Stated goal:
Check every line below for the word "title" and copy each one that has it.
⟨
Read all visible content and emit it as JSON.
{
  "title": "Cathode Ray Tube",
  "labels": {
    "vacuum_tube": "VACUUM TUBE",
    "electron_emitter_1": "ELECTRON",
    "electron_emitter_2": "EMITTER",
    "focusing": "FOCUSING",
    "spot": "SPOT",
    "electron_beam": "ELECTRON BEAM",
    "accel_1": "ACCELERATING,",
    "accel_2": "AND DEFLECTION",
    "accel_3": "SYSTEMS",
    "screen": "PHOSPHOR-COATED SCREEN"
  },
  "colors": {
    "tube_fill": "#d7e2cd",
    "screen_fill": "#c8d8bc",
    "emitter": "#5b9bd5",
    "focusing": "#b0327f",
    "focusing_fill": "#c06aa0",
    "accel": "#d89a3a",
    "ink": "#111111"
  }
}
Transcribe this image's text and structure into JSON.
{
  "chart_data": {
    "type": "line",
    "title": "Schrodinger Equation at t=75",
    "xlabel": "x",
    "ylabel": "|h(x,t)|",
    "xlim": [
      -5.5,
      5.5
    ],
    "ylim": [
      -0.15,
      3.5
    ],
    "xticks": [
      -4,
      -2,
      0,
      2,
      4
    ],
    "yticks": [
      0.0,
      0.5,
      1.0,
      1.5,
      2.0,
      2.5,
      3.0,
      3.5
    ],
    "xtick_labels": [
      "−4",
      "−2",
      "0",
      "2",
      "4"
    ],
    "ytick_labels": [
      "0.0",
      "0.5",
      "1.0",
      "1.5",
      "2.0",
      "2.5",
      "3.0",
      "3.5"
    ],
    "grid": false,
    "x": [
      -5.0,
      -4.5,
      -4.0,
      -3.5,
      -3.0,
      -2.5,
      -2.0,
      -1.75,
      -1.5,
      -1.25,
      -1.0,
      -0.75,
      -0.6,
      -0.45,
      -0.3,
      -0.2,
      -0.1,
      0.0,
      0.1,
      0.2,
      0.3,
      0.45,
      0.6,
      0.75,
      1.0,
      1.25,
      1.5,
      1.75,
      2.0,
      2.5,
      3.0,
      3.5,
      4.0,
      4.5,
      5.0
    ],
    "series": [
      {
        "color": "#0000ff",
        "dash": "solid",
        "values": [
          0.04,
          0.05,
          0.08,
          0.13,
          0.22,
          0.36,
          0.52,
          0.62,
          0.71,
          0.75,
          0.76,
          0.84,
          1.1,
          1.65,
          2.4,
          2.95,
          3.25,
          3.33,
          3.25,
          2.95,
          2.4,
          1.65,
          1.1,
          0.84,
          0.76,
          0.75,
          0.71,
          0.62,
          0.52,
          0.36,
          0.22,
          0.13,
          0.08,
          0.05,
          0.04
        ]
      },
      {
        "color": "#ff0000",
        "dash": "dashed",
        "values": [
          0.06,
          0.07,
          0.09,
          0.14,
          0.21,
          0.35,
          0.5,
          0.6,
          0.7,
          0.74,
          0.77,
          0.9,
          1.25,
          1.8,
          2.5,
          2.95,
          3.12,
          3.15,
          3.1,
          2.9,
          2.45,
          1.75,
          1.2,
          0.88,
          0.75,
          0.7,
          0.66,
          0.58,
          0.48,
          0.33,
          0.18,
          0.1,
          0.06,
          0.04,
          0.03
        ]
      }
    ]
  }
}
⟩
Finished task:
  "title": "Cathode Ray Tube",
    "title": "Schrodinger Equation at t=75",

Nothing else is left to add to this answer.